___ Extracted material
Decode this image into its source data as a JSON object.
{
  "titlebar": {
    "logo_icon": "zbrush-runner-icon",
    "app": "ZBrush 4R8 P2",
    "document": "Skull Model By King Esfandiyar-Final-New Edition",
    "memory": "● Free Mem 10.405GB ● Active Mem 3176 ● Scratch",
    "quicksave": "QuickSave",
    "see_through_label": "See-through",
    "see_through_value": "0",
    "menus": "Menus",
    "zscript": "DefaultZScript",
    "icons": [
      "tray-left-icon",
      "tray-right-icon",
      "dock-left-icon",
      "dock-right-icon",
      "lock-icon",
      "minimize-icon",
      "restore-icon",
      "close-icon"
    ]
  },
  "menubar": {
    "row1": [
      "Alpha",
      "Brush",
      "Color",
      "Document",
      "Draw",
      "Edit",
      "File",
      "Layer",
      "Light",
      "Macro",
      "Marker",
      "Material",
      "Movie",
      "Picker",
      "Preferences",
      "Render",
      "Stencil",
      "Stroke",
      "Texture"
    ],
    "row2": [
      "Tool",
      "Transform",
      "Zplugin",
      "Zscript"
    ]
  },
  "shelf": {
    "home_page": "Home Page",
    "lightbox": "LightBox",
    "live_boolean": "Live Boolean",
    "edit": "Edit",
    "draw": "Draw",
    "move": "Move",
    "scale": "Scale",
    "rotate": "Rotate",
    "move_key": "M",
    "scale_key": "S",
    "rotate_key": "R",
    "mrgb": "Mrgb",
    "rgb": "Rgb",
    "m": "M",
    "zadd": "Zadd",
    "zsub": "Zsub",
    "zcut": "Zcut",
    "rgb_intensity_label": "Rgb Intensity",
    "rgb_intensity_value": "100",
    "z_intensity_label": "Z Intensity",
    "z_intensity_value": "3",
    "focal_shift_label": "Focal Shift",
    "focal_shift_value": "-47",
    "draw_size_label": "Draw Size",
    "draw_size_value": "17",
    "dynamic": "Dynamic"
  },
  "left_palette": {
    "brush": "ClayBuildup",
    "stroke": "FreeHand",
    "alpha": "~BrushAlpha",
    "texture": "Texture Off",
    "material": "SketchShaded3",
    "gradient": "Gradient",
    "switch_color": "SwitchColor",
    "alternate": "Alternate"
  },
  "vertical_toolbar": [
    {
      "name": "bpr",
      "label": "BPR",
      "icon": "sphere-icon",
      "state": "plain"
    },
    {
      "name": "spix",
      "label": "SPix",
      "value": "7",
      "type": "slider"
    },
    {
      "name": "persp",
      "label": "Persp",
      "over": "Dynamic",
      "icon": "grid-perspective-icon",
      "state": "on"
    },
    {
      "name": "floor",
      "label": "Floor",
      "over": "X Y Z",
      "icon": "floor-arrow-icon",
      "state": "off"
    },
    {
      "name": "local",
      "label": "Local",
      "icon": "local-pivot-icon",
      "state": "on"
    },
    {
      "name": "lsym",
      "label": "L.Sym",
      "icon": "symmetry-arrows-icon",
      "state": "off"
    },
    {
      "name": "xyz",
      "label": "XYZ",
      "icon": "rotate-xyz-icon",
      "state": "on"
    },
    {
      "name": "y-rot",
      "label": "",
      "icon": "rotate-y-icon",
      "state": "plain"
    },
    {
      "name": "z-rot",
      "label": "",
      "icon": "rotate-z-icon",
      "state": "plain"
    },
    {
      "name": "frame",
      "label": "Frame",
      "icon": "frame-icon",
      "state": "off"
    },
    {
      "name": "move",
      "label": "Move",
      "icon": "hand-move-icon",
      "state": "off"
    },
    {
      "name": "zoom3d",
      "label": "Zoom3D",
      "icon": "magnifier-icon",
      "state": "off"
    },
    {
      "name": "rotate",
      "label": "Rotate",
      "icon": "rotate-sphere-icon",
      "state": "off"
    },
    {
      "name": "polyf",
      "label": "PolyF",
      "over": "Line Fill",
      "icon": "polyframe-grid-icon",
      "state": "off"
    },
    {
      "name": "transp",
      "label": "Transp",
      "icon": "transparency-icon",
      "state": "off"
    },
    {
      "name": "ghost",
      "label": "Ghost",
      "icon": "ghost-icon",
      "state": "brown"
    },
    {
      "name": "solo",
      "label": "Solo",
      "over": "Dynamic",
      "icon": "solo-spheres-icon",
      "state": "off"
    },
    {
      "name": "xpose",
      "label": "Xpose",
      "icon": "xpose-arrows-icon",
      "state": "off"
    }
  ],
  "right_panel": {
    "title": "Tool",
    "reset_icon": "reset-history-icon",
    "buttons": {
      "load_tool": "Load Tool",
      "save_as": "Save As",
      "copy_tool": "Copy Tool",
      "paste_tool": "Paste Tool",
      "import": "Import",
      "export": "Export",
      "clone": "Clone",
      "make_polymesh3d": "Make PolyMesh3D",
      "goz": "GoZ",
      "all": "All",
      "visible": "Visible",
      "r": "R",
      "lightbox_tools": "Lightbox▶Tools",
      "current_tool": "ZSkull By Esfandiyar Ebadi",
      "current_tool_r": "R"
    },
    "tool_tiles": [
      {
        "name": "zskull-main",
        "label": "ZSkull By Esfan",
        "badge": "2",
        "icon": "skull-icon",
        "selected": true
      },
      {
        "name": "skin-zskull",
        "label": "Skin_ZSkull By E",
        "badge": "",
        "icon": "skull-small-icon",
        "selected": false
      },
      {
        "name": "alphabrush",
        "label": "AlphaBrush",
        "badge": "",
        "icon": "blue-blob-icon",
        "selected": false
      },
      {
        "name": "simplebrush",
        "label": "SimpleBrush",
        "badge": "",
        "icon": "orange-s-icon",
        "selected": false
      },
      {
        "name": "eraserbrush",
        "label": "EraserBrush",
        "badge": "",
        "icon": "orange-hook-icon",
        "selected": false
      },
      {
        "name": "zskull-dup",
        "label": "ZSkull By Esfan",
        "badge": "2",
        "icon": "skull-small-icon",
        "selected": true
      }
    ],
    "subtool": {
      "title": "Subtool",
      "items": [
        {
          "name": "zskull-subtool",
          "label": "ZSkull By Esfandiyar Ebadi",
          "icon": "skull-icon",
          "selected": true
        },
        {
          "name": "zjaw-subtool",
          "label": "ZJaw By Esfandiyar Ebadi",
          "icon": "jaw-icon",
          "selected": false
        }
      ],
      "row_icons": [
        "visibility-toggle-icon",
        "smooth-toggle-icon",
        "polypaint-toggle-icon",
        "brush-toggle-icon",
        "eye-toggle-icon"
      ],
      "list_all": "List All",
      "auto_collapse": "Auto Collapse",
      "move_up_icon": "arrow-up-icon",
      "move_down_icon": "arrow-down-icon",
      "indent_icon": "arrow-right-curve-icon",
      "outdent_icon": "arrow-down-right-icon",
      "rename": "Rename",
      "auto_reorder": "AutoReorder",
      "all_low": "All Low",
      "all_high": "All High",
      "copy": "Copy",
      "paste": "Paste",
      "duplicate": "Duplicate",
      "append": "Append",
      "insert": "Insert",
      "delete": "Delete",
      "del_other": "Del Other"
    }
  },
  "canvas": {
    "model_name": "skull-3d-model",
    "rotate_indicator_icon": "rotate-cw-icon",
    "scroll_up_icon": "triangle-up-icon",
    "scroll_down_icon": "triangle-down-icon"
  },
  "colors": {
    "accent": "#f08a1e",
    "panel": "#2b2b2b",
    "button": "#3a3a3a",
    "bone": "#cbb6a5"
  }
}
______
Work instructions
Pull out each line of the listing that holds the string "orange".

Solution
        "icon": "orange-s-icon",
        "icon": "orange-hook-icon",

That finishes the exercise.